*TEXTE À LIRE*.

Conférence prononcée par le ministre de l'Intérieur à l'Institut des hautes études de défense nationale (IHEDN) le 6 mai 1980.
La sécurité publique des Français
Je mesure l’honneur qui m’est fait de m’adresser ce matin à un auditoire aussi choisi que le vôtre, et je vous remercie d’avoir donné comme thème à notre débat la sécurité des Français. Vous auriez pu en retenir très naturellement un autre, tant est riche en attributions le ministère dont j’ai la charge, mais il est vrai que si l’on se réfère aux sondages, la crainte devant les actes de violence figure parmi les principales préoccupations de nos concitoyens.
Je vous parlerai donc de cette sécurité-là, sans me donner le ridicule de traiter devant des experts de cette autre sécurité que nos forces armées ont en charge, sans évoquer non plus ce qu’il est convenu d’appeler la sécurité civile, faite de tous les dangers qu’a multiplié le progrès technique et dont le bilan est pour la collectivité beaucoup plus lourd en vies humaines et coûteux en argent que les méfaits de la criminalité. Qu’il me suffise ici de citer deux chiffres : l 800 morts chaque année par homicide et 20 000 par accidents, dont plus de 12 000 au titre des accidents de la route.
J’en viens donc au thème que vous m’avez suggéré : celui de la sécurité dite publique, c’est-à-dire en réalité du sentiment d’insécurité que ressentent trop de nos compatriotes. Je vous propose, successivement, d’en analyser les causes, d’en indiquer les formes, de décrire enfin les mesures à prendre pour en maîtriser le développement en attendant d’en contrôler les causes.

*EXERCICES*.
1. Répondez aux questions suivantes sur la conférence consacrée à la sécurité publique des Français.
(a) Dans quel établissement la conférence a-t-elle été prononcée ?
(b) Combien de morts par accidents la conférence compte-t-elle chaque année ?
(c) Quelles trois étapes l'orateur propose-t-il pour traiter son thème ?
2. Poursuivez la conférence sur la sécurité publique des Français à partir de sa dernière phrase.
Les lignes enregistrées proviennent d'une source distincte de la conférence.

*DONNÉES ENREGISTRÉES*.
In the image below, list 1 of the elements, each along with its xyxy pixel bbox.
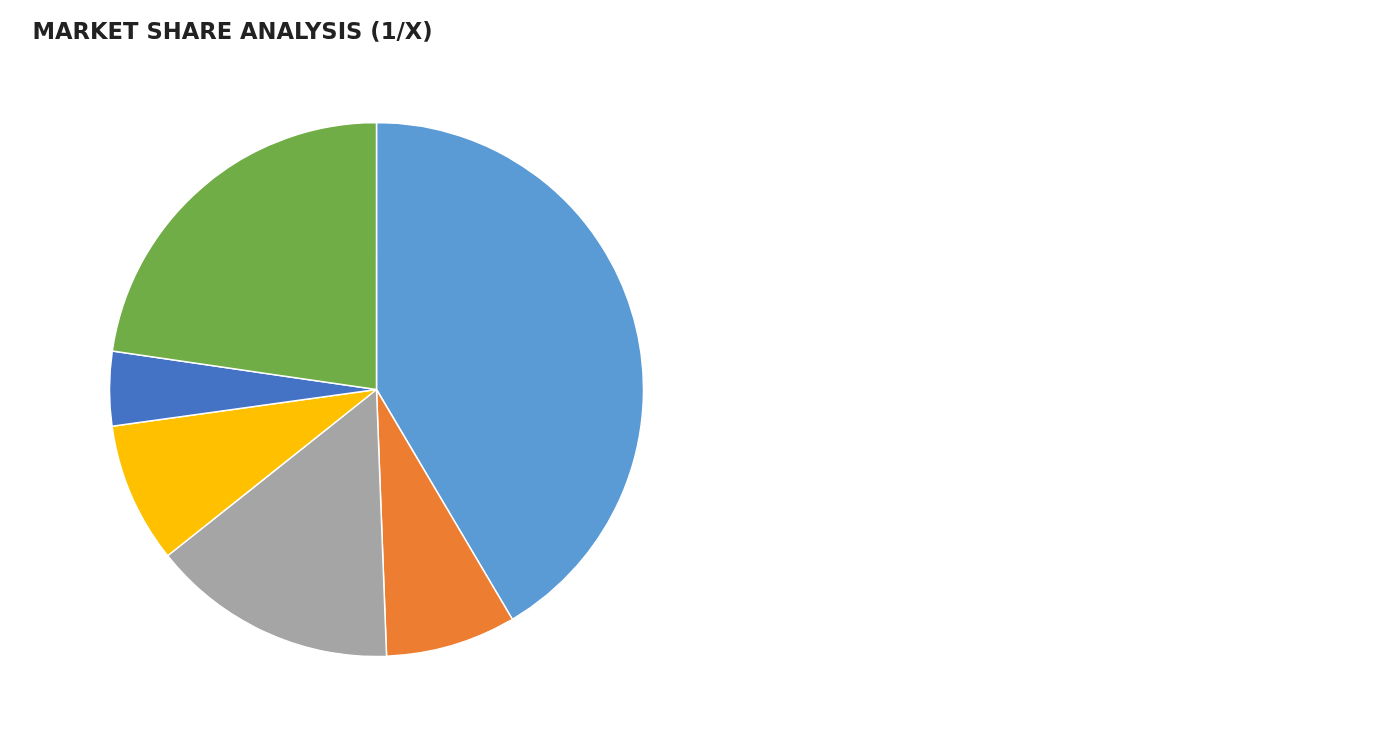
chart-title: MARKET SHARE ANALYSIS (1/X)	[32, 17, 433, 44]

*RÉPONSES ATTENDUES*.
1.
(a) À l'Institut des hautes études de défense nationale (IHEDN).
(b) 20 000 morts, dont plus de 12 000 dans des accidents de la route.
(c) Analyser les causes du sentiment d'insécurité, en indiquer les formes, puis décrire les mesures à prendre pour en maîtriser le développement en attendant d'en contrôler les causes.

2.
Les causes (1)
La sécurité est devenue un problème politique majeur dans la mesure où la montée de la violence a pour origine un fait de société.
La sécurité est un tout.
Quand Montesquieu écrivait : « la liberté politique est cette tranquillité d’esprit qui provient de l’opinion que chacun a de sa sûreté », je suis sûr qu’il se faisait de la sûreté une idée plus large.
Si le ministre de l’Intérieur se trouve en assumer la responsabilité essentielle, il l’assume en quelque sorte en aval, et plusieurs de ses collègues du gouvernement, consciemment ou inconsciemment, la partagent avec lui… Mieux, l’ensemble des Français.
Depuis un quart de siècle s’est peu à peu créé un environnement sociologique nouveau.
Au sein de la famille, trop de parents ont tendance à se décharger – le développement du travail féminin, qui n’est pas en soi une mauvaise chose, aidant – sur la télévision ou sur les maîtres du soin d’assumer ce qui leur revient en propre dans l’éducation de leurs enfants.
Trop d’enseignants ne font plus à l’instruction civique la place que leur faisait l’école de Jules Ferry, alors que cependant elle serait, aujourd’hui plus qu’hier, nécessaire.
Une urbanisation à base de gigantisme et d’anonymat, la concentration dans des grandes villes, que notre peuple profondément terrien n’a jamais assimilée, favorisent chez les uns la désespérance, chez d’autres les impulsions agressives, en même temps qu’elles aident, en les fondant dans une masse, à la dissimulation des coupables ou des armes.
La société de consommation est une société de frustration et d’envie qui incite à s’approprier par la force ce qu’on ne peut acquérir par la capacité.
L’effacement de toute transcendance au profit des valeurs marchandes provoque l’affadissement du sens des responsabilités, l’ébranlement des valeurs traditionnelles, un égoïsme qui, lié dans tous les pays évolués à l’amélioration du niveau de vie, oblitère l’assistance aux personnes en danger, et jusqu’aux témoignages !!
Les difficultés économiques que connaît le monde, aggravées en France par une pyramide des âges qui amène chaque année sur le marché du travail 250 000 jeunes de plus que les aînés qui le quittent pour prendre leur retraite, condamnent trop souvent à une oisiveté malsaine une partie de la jeunesse.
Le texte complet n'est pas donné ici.